> _Problem details_:
Type out the complete listing below word for word, without its pictures.

> _Records provided_:
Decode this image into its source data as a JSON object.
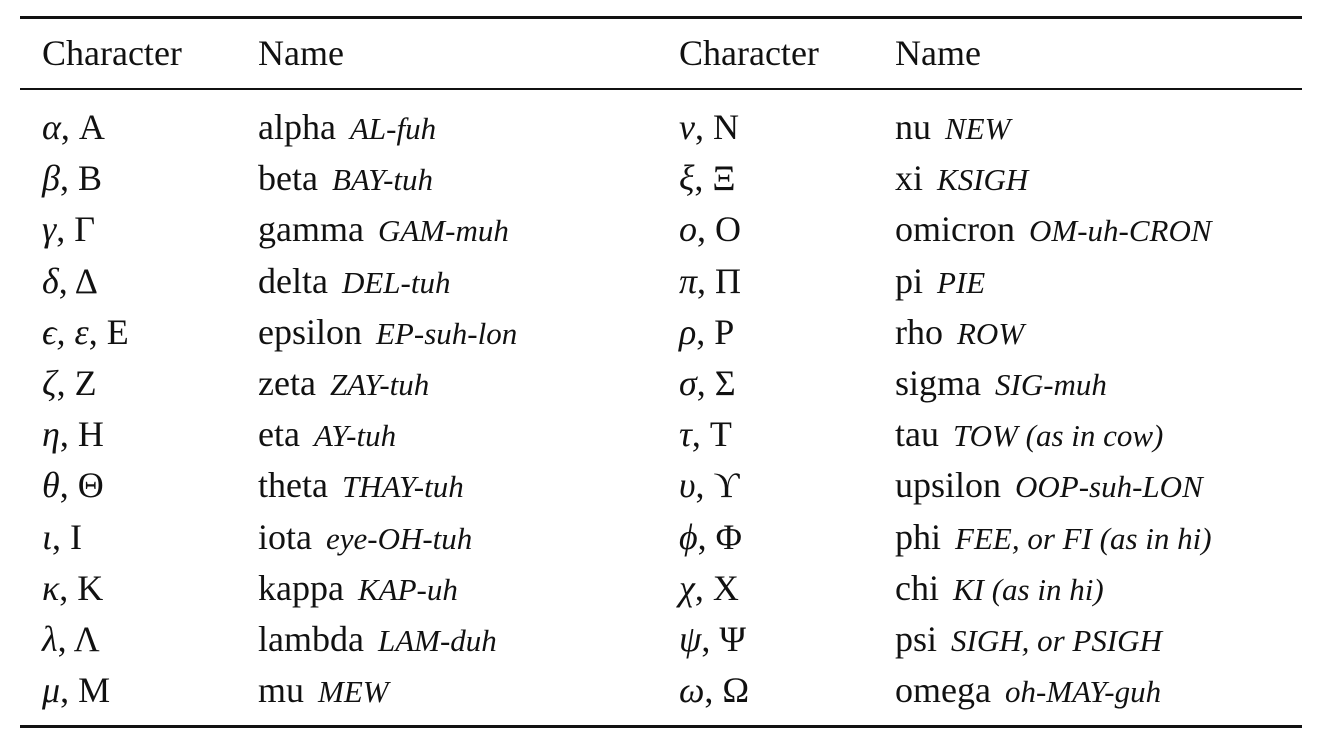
{
  "table": {
    "headers": {
      "left_character": "Character",
      "left_name": "Name",
      "right_character": "Character",
      "right_name": "Name"
    },
    "left_rows": [
      {
        "lower": "α",
        "sep": ", ",
        "upper": "A",
        "name": "alpha",
        "pronunciation": "AL-fuh"
      },
      {
        "lower": "β",
        "sep": ", ",
        "upper": "B",
        "name": "beta",
        "pronunciation": "BAY-tuh"
      },
      {
        "lower": "γ",
        "sep": ", ",
        "upper": "Γ",
        "name": "gamma",
        "pronunciation": "GAM-muh"
      },
      {
        "lower": "δ",
        "sep": ", ",
        "upper": "Δ",
        "name": "delta",
        "pronunciation": "DEL-tuh"
      },
      {
        "lower": "ϵ, ε",
        "sep": ", ",
        "upper": "E",
        "name": "epsilon",
        "pronunciation": "EP-suh-lon"
      },
      {
        "lower": "ζ",
        "sep": ", ",
        "upper": "Z",
        "name": "zeta",
        "pronunciation": "ZAY-tuh"
      },
      {
        "lower": "η",
        "sep": ", ",
        "upper": "H",
        "name": "eta",
        "pronunciation": "AY-tuh"
      },
      {
        "lower": "θ",
        "sep": ", ",
        "upper": "Θ",
        "name": "theta",
        "pronunciation": "THAY-tuh"
      },
      {
        "lower": "ι",
        "sep": ", ",
        "upper": "I",
        "name": "iota",
        "pronunciation": "eye-OH-tuh"
      },
      {
        "lower": "κ",
        "sep": ", ",
        "upper": "K",
        "name": "kappa",
        "pronunciation": "KAP-uh"
      },
      {
        "lower": "λ",
        "sep": ", ",
        "upper": "Λ",
        "name": "lambda",
        "pronunciation": "LAM-duh"
      },
      {
        "lower": "μ",
        "sep": ", ",
        "upper": "M",
        "name": "mu",
        "pronunciation": "MEW"
      }
    ],
    "right_rows": [
      {
        "lower": "ν",
        "sep": ", ",
        "upper": "N",
        "name": "nu",
        "pronunciation": "NEW"
      },
      {
        "lower": "ξ",
        "sep": ", ",
        "upper": "Ξ",
        "name": "xi",
        "pronunciation": "KSIGH"
      },
      {
        "lower": "o",
        "sep": ", ",
        "upper": "O",
        "name": "omicron",
        "pronunciation": "OM-uh-CRON"
      },
      {
        "lower": "π",
        "sep": ", ",
        "upper": "Π",
        "name": "pi",
        "pronunciation": "PIE"
      },
      {
        "lower": "ρ",
        "sep": ", ",
        "upper": "P",
        "name": "rho",
        "pronunciation": "ROW"
      },
      {
        "lower": "σ",
        "sep": ", ",
        "upper": "Σ",
        "name": "sigma",
        "pronunciation": "SIG-muh"
      },
      {
        "lower": "τ",
        "sep": ", ",
        "upper": "T",
        "name": "tau",
        "pronunciation": "TOW (as in cow)"
      },
      {
        "lower": "υ",
        "sep": ", ",
        "upper": "ϒ",
        "name": "upsilon",
        "pronunciation": "OOP-suh-LON"
      },
      {
        "lower": "ϕ",
        "sep": ", ",
        "upper": "Φ",
        "name": "phi",
        "pronunciation": "FEE, or FI (as in hi)"
      },
      {
        "lower": "χ",
        "sep": ", ",
        "upper": "X",
        "name": "chi",
        "pronunciation": "KI (as in hi)"
      },
      {
        "lower": "ψ",
        "sep": ", ",
        "upper": "Ψ",
        "name": "psi",
        "pronunciation": "SIGH, or PSIGH"
      },
      {
        "lower": "ω",
        "sep": ", ",
        "upper": "Ω",
        "name": "omega",
        "pronunciation": "oh-MAY-guh"
      }
    ]
  }
}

> _Exercise response_:
Decode this image into its source data as a JSON object.
{
  "table": {
    "headers": {
      "left_character": "Character",
      "left_name": "Name",
      "right_character": "Character",
      "right_name": "Name"
    },
    "left_rows": [
      {
        "lower": "α",
        "sep": ", ",
        "upper": "A",
        "name": "alpha",
        "pronunciation": "AL-fuh"
      },
      {
        "lower": "β",
        "sep": ", ",
        "upper": "B",
        "name": "beta",
        "pronunciation": "BAY-tuh"
      },
      {
        "lower": "γ",
        "sep": ", ",
        "upper": "Γ",
        "name": "gamma",
        "pronunciation": "GAM-muh"
      },
      {
        "lower": "δ",
        "sep": ", ",
        "upper": "Δ",
        "name": "delta",
        "pronunciation": "DEL-tuh"
      },
      {
        "lower": "ϵ, ε",
        "sep": ", ",
        "upper": "E",
        "name": "epsilon",
        "pronunciation": "EP-suh-lon"
      },
      {
        "lower": "ζ",
        "sep": ", ",
        "upper": "Z",
        "name": "zeta",
        "pronunciation": "ZAY-tuh"
      },
      {
        "lower": "η",
        "sep": ", ",
        "upper": "H",
        "name": "eta",
        "pronunciation": "AY-tuh"
      },
      {
        "lower": "θ",
        "sep": ", ",
        "upper": "Θ",
        "name": "theta",
        "pronunciation": "THAY-tuh"
      },
      {
        "lower": "ι",
        "sep": ", ",
        "upper": "I",
        "name": "iota",
        "pronunciation": "eye-OH-tuh"
      },
      {
        "lower": "κ",
        "sep": ", ",
        "upper": "K",
        "name": "kappa",
        "pronunciation": "KAP-uh"
      },
      {
        "lower": "λ",
        "sep": ", ",
        "upper": "Λ",
        "name": "lambda",
        "pronunciation": "LAM-duh"
      },
      {
        "lower": "μ",
        "sep": ", ",
        "upper": "M",
        "name": "mu",
        "pronunciation": "MEW"
      }
    ],
    "right_rows": [
      {
        "lower": "ν",
        "sep": ", ",
        "upper": "N",
        "name": "nu",
        "pronunciation": "NEW"
      },
      {
        "lower": "ξ",
        "sep": ", ",
        "upper": "Ξ",
        "name": "xi",
        "pronunciation": "KSIGH"
      },
      {
        "lower": "o",
        "sep": ", ",
        "upper": "O",
        "name": "omicron",
        "pronunciation": "OM-uh-CRON"
      },
      {
        "lower": "π",
        "sep": ", ",
        "upper": "Π",
        "name": "pi",
        "pronunciation": "PIE"
      },
      {
        "lower": "ρ",
        "sep": ", ",
        "upper": "P",
        "name": "rho",
        "pronunciation": "ROW"
      },
      {
        "lower": "σ",
        "sep": ", ",
        "upper": "Σ",
        "name": "sigma",
        "pronunciation": "SIG-muh"
      },
      {
        "lower": "τ",
        "sep": ", ",
        "upper": "T",
        "name": "tau",
        "pronunciation": "TOW (as in cow)"
      },
      {
        "lower": "υ",
        "sep": ", ",
        "upper": "ϒ",
        "name": "upsilon",
        "pronunciation": "OOP-suh-LON"
      },
      {
        "lower": "ϕ",
        "sep": ", ",
        "upper": "Φ",
        "name": "phi",
        "pronunciation": "FEE, or FI (as in hi)"
      },
      {
        "lower": "χ",
        "sep": ", ",
        "upper": "X",
        "name": "chi",
        "pronunciation": "KI (as in hi)"
      },
      {
        "lower": "ψ",
        "sep": ", ",
        "upper": "Ψ",
        "name": "psi",
        "pronunciation": "SIGH, or PSIGH"
      },
      {
        "lower": "ω",
        "sep": ", ",
        "upper": "Ω",
        "name": "omega",
        "pronunciation": "oh-MAY-guh"
      }
    ]
  }
}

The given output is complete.